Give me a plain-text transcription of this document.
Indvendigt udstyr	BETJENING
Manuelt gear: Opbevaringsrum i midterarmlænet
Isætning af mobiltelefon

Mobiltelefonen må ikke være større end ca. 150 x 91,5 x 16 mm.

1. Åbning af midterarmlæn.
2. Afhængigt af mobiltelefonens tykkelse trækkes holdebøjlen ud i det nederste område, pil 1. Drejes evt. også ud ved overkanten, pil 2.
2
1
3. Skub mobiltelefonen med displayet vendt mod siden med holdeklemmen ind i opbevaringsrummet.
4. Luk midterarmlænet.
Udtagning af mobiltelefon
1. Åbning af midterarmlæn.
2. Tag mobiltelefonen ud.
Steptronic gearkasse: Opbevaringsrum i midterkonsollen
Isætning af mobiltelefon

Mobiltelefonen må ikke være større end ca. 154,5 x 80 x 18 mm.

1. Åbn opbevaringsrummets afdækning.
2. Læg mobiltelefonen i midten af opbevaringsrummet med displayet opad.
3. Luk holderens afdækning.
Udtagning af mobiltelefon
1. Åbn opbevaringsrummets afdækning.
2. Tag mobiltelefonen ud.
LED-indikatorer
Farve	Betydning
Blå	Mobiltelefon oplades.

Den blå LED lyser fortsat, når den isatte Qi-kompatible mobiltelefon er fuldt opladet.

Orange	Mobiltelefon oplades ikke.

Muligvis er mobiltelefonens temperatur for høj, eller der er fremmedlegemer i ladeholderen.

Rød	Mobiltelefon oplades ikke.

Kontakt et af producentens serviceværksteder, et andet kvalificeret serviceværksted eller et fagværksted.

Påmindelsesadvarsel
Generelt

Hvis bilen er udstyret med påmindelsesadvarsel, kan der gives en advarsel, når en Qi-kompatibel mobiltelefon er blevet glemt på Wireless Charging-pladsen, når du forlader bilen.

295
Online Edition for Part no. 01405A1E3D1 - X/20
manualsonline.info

AIM
A line counts if it holds the word "ikke". How many lines of the entries count? Give the number only.

OUTPUT OF THE EXERCISE
4